§ **Brief**: Gather, from the listing beneath this task, every line holding the string "ゴールデンカムイ".

§ **Records shown**:
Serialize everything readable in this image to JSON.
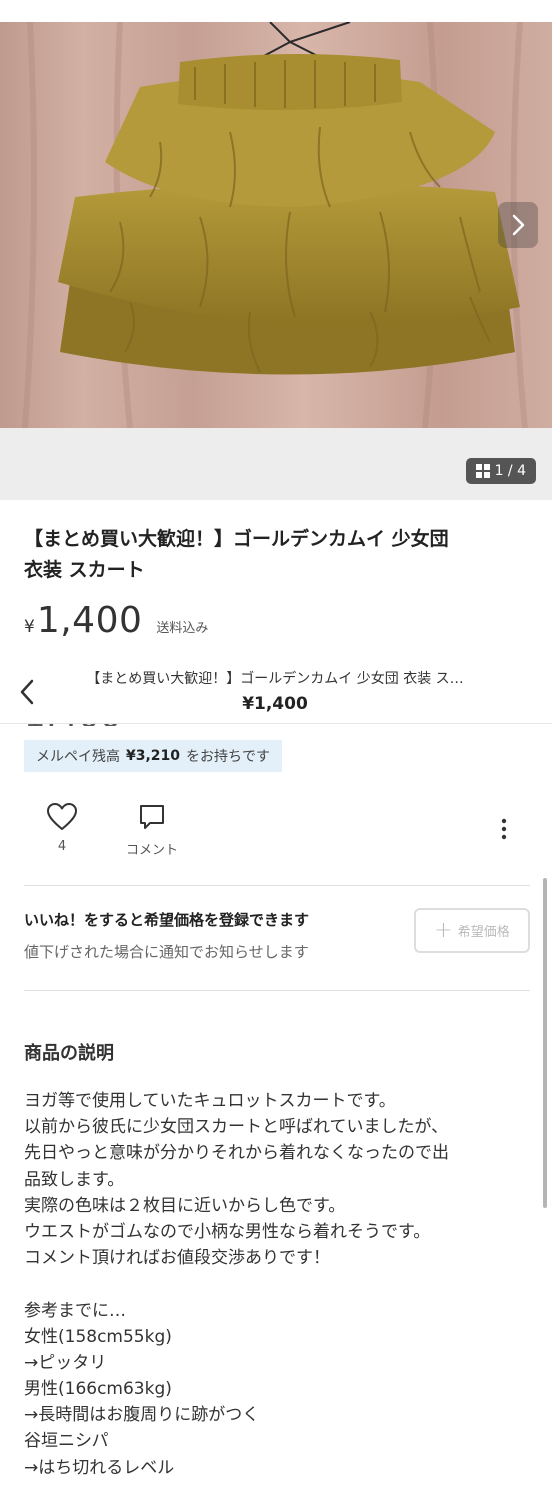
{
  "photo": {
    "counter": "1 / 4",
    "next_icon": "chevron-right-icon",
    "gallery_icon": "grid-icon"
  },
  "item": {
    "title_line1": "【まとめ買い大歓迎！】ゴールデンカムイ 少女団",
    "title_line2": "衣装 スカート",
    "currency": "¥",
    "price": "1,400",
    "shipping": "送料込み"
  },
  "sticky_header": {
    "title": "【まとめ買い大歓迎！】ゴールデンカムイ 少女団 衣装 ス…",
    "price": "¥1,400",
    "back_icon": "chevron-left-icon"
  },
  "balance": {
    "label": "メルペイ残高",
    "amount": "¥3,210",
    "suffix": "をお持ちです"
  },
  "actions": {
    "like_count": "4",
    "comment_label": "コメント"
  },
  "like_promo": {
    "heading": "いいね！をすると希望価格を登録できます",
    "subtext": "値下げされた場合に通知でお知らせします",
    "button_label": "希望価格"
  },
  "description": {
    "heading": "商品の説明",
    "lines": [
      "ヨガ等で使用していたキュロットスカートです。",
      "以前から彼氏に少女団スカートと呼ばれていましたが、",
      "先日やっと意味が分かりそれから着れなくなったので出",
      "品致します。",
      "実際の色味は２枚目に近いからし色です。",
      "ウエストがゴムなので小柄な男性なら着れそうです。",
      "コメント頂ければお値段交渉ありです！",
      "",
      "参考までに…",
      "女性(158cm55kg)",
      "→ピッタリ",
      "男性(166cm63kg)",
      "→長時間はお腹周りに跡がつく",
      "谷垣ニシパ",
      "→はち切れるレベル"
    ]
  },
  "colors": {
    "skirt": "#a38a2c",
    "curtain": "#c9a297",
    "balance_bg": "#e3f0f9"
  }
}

---

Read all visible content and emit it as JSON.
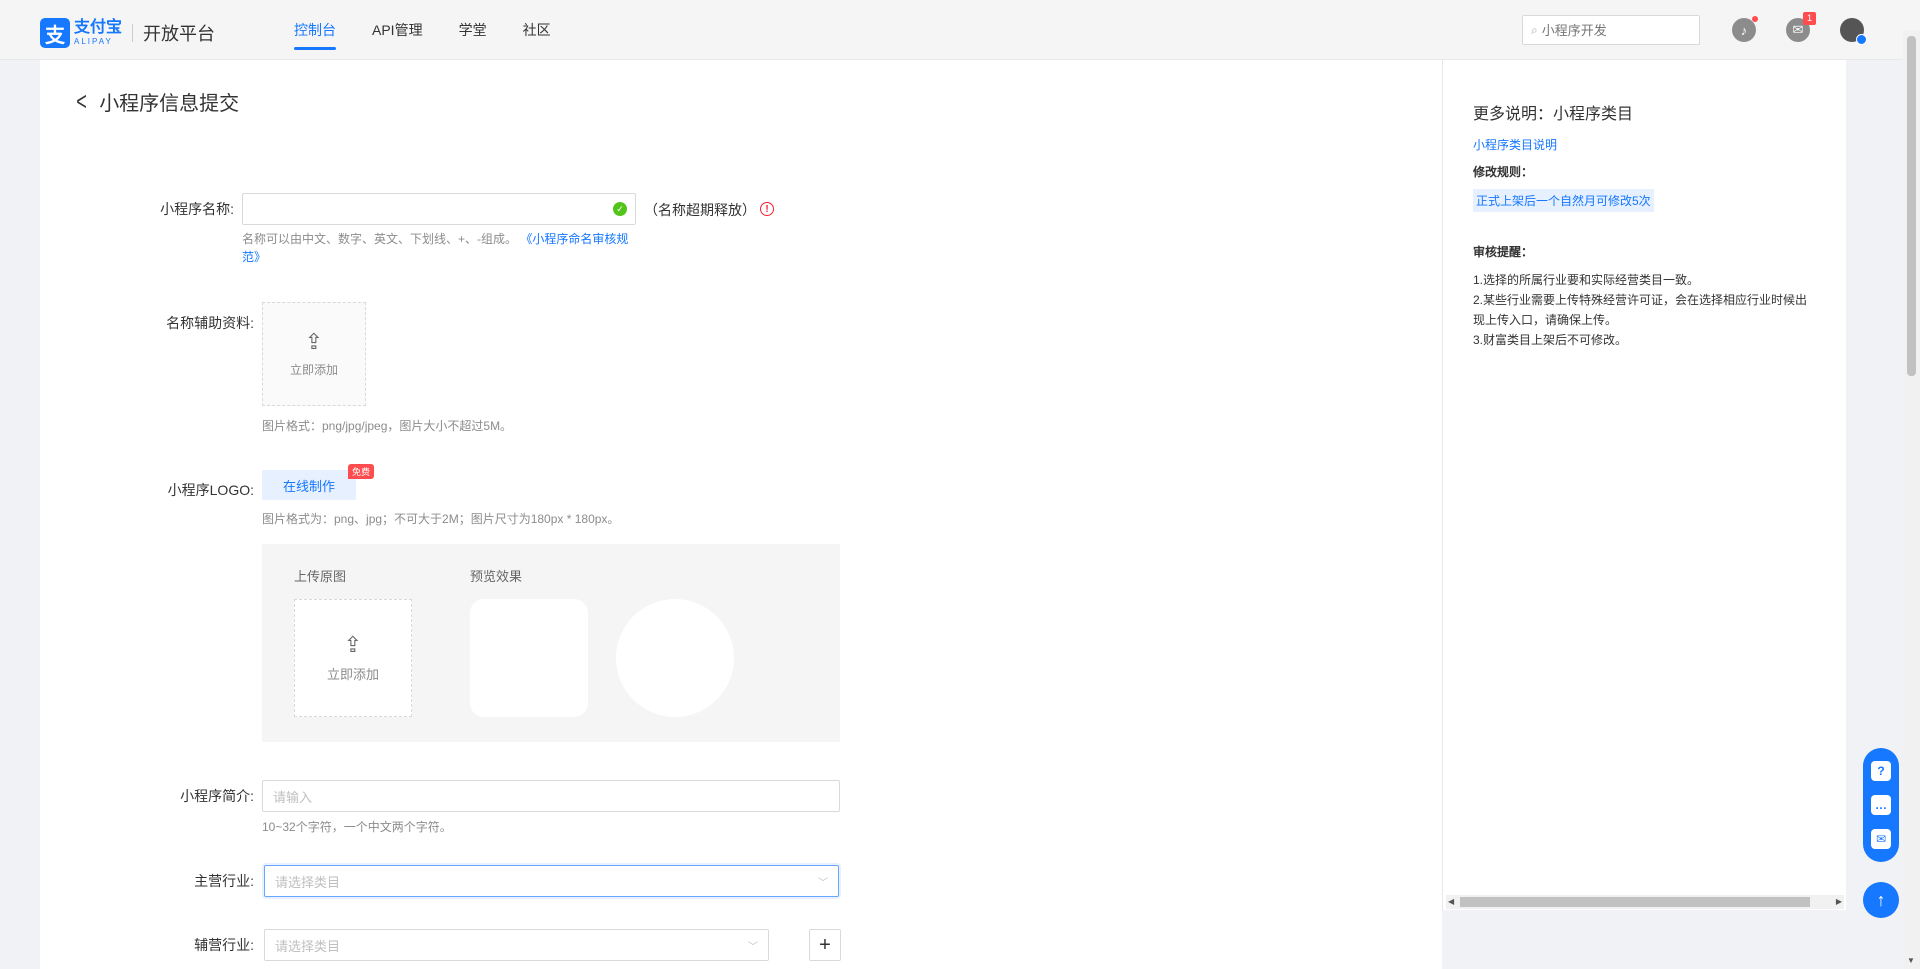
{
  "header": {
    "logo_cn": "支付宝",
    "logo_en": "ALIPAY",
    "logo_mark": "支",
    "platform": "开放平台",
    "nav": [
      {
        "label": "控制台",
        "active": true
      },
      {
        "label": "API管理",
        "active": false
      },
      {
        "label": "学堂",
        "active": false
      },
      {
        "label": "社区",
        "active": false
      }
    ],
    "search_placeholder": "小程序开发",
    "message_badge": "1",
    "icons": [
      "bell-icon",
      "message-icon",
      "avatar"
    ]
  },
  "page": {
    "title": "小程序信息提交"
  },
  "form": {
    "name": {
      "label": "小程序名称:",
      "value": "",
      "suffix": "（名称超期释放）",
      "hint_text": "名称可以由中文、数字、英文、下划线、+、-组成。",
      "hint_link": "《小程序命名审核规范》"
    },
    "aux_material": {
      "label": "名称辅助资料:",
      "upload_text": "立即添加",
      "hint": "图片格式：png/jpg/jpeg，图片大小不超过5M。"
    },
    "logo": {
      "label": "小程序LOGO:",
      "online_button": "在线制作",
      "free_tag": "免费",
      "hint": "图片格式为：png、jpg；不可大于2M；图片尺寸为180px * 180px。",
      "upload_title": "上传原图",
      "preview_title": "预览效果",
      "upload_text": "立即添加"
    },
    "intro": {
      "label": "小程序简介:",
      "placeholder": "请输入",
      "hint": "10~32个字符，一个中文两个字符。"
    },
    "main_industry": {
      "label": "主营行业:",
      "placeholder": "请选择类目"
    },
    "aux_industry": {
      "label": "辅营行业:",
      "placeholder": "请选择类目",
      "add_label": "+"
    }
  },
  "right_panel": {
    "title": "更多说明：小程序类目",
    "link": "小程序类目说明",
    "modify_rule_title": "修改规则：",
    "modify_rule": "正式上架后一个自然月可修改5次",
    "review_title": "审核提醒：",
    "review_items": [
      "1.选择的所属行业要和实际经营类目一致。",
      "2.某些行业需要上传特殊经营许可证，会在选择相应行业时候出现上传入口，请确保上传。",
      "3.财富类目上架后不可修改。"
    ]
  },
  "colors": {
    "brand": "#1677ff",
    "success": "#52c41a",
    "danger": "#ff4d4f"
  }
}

§ **Problem solution**:
    "title_line1": "【まとめ買い大歓迎！】ゴールデンカムイ 少女団",
    "title": "【まとめ買い大歓迎！】ゴールデンカムイ 少女団 衣装 ス…",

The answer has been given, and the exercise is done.